Source data
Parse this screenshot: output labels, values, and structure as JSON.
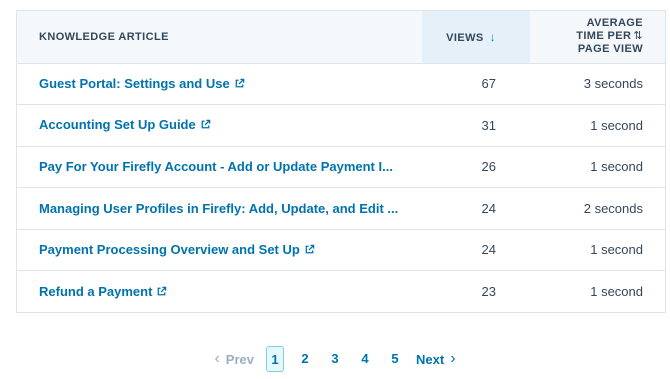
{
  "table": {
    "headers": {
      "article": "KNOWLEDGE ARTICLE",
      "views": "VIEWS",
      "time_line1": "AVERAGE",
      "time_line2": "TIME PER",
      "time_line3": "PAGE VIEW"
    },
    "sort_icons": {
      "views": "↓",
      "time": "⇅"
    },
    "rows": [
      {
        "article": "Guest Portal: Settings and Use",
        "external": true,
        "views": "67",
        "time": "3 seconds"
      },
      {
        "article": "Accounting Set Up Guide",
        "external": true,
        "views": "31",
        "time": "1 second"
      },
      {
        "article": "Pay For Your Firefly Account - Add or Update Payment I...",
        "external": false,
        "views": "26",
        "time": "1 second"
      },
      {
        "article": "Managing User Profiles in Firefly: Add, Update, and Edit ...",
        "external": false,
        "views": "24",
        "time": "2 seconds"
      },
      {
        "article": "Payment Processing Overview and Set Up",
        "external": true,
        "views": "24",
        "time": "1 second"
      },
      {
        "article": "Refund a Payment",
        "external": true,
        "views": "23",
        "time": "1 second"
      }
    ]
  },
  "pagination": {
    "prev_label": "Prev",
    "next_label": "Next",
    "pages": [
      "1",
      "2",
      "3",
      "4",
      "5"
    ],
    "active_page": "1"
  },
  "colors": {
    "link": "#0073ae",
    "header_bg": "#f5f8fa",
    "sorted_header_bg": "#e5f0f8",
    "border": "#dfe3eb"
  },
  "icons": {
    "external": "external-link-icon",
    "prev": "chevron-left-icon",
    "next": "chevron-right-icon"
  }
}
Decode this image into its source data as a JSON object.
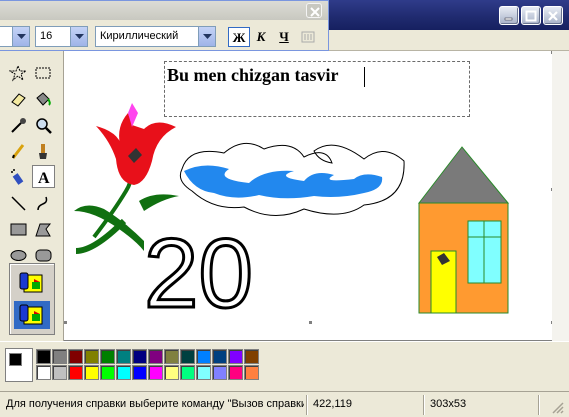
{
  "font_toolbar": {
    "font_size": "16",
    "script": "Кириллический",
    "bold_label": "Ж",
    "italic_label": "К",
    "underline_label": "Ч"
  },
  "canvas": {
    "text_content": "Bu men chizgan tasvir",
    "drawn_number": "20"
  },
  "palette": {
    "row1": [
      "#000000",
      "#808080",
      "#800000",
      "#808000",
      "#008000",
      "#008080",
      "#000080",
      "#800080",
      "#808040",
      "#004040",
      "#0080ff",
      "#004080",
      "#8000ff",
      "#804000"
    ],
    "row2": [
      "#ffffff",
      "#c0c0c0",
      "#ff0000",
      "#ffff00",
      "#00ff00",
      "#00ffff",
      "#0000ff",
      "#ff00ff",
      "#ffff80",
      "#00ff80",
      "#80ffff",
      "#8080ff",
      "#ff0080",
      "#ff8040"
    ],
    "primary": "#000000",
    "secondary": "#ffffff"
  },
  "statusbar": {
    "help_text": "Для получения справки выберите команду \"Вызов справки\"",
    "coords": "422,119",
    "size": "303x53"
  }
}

EXERCISE: Copy each line in full and exactly, omitting any picture.

ANSWER TO THIS EXERCISE:
Parse this screenshot: output labels, values, and structure as JSON.
{
  "table": {
    "headers": {
      "article": "KNOWLEDGE ARTICLE",
      "views": "VIEWS",
      "time_line1": "AVERAGE",
      "time_line2": "TIME PER",
      "time_line3": "PAGE VIEW"
    },
    "sort_icons": {
      "views": "↓",
      "time": "⇅"
    },
    "rows": [
      {
        "article": "Guest Portal: Settings and Use",
        "external": true,
        "views": "67",
        "time": "3 seconds"
      },
      {
        "article": "Accounting Set Up Guide",
        "external": true,
        "views": "31",
        "time": "1 second"
      },
      {
        "article": "Pay For Your Firefly Account - Add or Update Payment I...",
        "external": false,
        "views": "26",
        "time": "1 second"
      },
      {
        "article": "Managing User Profiles in Firefly: Add, Update, and Edit ...",
        "external": false,
        "views": "24",
        "time": "2 seconds"
      },
      {
        "article": "Payment Processing Overview and Set Up",
        "external": true,
        "views": "24",
        "time": "1 second"
      },
      {
        "article": "Refund a Payment",
        "external": true,
        "views": "23",
        "time": "1 second"
      }
    ]
  },
  "pagination": {
    "prev_label": "Prev",
    "next_label": "Next",
    "pages": [
      "1",
      "2",
      "3",
      "4",
      "5"
    ],
    "active_page": "1"
  },
  "colors": {
    "link": "#0073ae",
    "header_bg": "#f5f8fa",
    "sorted_header_bg": "#e5f0f8",
    "border": "#dfe3eb"
  },
  "icons": {
    "external": "external-link-icon",
    "prev": "chevron-left-icon",
    "next": "chevron-right-icon"
  }
}
Decode this image into its source data as a JSON object.
{
  "font_toolbar": {
    "font_size": "16",
    "script": "Кириллический",
    "bold_label": "Ж",
    "italic_label": "К",
    "underline_label": "Ч"
  },
  "canvas": {
    "text_content": "Bu men chizgan tasvir",
    "drawn_number": "20"
  },
  "palette": {
    "row1": [
      "#000000",
      "#808080",
      "#800000",
      "#808000",
      "#008000",
      "#008080",
      "#000080",
      "#800080",
      "#808040",
      "#004040",
      "#0080ff",
      "#004080",
      "#8000ff",
      "#804000"
    ],
    "row2": [
      "#ffffff",
      "#c0c0c0",
      "#ff0000",
      "#ffff00",
      "#00ff00",
      "#00ffff",
      "#0000ff",
      "#ff00ff",
      "#ffff80",
      "#00ff80",
      "#80ffff",
      "#8080ff",
      "#ff0080",
      "#ff8040"
    ],
    "primary": "#000000",
    "secondary": "#ffffff"
  },
  "statusbar": {
    "help_text": "Для получения справки выберите команду \"Вызов справки\"",
    "coords": "422,119",
    "size": "303x53"
  }
}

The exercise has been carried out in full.